> _RECORDS FOR THE EXERCISE_
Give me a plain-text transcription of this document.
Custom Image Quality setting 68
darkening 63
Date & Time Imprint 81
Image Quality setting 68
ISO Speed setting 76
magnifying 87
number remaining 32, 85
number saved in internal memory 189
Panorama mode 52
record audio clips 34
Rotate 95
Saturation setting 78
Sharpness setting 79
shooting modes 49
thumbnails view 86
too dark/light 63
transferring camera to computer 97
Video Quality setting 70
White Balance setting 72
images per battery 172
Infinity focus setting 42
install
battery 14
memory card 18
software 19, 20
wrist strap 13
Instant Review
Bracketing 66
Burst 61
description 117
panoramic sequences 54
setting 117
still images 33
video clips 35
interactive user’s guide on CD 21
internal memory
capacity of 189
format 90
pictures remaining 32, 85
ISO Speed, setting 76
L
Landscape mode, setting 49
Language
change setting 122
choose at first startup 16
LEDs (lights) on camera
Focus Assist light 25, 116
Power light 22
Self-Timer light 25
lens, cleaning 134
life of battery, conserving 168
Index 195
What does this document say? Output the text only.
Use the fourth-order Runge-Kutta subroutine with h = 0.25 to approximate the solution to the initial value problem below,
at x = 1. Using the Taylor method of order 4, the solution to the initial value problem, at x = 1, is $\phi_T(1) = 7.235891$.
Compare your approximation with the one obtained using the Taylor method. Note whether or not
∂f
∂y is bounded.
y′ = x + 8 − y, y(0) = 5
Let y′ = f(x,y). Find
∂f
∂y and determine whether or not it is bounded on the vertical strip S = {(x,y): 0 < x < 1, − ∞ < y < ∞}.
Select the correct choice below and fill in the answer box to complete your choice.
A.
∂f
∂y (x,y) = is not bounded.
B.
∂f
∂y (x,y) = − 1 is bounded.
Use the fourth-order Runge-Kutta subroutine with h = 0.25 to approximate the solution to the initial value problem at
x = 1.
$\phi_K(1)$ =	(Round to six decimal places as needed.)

> _PROBLEM DETAILS_
Your task is to report how many lines of the material include the string "clips". Give the number and no other words.

> _THE RESPONSE_
2